• Input data:
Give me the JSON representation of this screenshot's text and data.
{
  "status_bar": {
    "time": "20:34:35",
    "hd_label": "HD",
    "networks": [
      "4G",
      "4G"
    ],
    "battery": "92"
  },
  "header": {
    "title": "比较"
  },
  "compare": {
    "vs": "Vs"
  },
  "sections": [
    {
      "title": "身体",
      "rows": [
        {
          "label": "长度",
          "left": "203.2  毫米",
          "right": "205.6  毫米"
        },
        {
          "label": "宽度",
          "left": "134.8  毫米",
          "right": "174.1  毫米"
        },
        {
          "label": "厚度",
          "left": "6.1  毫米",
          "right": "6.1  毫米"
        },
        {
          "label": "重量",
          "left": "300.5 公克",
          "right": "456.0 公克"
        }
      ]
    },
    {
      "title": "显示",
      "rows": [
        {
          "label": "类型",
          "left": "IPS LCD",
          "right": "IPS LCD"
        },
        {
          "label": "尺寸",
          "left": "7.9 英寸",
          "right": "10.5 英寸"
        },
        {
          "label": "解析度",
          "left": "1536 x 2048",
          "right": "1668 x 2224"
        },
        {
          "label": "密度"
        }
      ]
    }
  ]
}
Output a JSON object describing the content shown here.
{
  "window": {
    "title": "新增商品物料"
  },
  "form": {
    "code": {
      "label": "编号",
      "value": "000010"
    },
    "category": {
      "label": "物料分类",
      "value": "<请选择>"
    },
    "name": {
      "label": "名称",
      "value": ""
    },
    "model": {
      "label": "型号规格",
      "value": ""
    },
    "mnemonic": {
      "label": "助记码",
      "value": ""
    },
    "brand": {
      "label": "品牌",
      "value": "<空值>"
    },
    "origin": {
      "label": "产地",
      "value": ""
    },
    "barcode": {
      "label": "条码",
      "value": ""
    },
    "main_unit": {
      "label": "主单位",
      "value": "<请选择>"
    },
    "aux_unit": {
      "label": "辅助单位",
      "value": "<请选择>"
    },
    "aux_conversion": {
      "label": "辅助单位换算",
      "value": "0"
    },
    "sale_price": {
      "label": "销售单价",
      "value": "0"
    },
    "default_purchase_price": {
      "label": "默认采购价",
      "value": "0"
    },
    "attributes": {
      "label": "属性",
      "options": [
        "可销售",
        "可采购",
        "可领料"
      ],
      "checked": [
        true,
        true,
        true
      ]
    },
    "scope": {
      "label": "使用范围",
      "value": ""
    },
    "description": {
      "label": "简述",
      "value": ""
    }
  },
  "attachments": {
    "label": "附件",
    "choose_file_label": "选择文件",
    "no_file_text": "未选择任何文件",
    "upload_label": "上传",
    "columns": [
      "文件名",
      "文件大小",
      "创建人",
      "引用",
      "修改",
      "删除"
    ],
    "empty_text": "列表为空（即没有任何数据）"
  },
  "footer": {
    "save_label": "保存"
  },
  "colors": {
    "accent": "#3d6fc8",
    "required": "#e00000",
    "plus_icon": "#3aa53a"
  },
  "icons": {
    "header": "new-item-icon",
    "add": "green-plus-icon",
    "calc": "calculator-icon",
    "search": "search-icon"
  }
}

• Challenge: Your task is to repeat each line of the material exactly.

• The output:
Give me the JSON representation of this screenshot's text and data.
{
  "status_bar": {
    "time": "20:34:35",
    "hd_label": "HD",
    "networks": [
      "4G",
      "4G"
    ],
    "battery": "92"
  },
  "header": {
    "title": "比较"
  },
  "compare": {
    "vs": "Vs"
  },
  "sections": [
    {
      "title": "身体",
      "rows": [
        {
          "label": "长度",
          "left": "203.2  毫米",
          "right": "205.6  毫米"
        },
        {
          "label": "宽度",
          "left": "134.8  毫米",
          "right": "174.1  毫米"
        },
        {
          "label": "厚度",
          "left": "6.1  毫米",
          "right": "6.1  毫米"
        },
        {
          "label": "重量",
          "left": "300.5 公克",
          "right": "456.0 公克"
        }
      ]
    },
    {
      "title": "显示",
      "rows": [
        {
          "label": "类型",
          "left": "IPS LCD",
          "right": "IPS LCD"
        },
        {
          "label": "尺寸",
          "left": "7.9 英寸",
          "right": "10.5 英寸"
        },
        {
          "label": "解析度",
          "left": "1536 x 2048",
          "right": "1668 x 2224"
        },
        {
          "label": "密度"
        }
      ]
    }
  ]
}
Output a JSON object describing the content shown here.
{
  "window": {
    "title": "新增商品物料"
  },
  "form": {
    "code": {
      "label": "编号",
      "value": "000010"
    },
    "category": {
      "label": "物料分类",
      "value": "<请选择>"
    },
    "name": {
      "label": "名称",
      "value": ""
    },
    "model": {
      "label": "型号规格",
      "value": ""
    },
    "mnemonic": {
      "label": "助记码",
      "value": ""
    },
    "brand": {
      "label": "品牌",
      "value": "<空值>"
    },
    "origin": {
      "label": "产地",
      "value": ""
    },
    "barcode": {
      "label": "条码",
      "value": ""
    },
    "main_unit": {
      "label": "主单位",
      "value": "<请选择>"
    },
    "aux_unit": {
      "label": "辅助单位",
      "value": "<请选择>"
    },
    "aux_conversion": {
      "label": "辅助单位换算",
      "value": "0"
    },
    "sale_price": {
      "label": "销售单价",
      "value": "0"
    },
    "default_purchase_price": {
      "label": "默认采购价",
      "value": "0"
    },
    "attributes": {
      "label": "属性",
      "options": [
        "可销售",
        "可采购",
        "可领料"
      ],
      "checked": [
        true,
        true,
        true
      ]
    },
    "scope": {
      "label": "使用范围",
      "value": ""
    },
    "description": {
      "label": "简述",
      "value": ""
    }
  },
  "attachments": {
    "label": "附件",
    "choose_file_label": "选择文件",
    "no_file_text": "未选择任何文件",
    "upload_label": "上传",
    "columns": [
      "文件名",
      "文件大小",
      "创建人",
      "引用",
      "修改",
      "删除"
    ],
    "empty_text": "列表为空（即没有任何数据）"
  },
  "footer": {
    "save_label": "保存"
  },
  "colors": {
    "accent": "#3d6fc8",
    "required": "#e00000",
    "plus_icon": "#3aa53a"
  },
  "icons": {
    "header": "new-item-icon",
    "add": "green-plus-icon",
    "calc": "calculator-icon",
    "search": "search-icon"
  }
}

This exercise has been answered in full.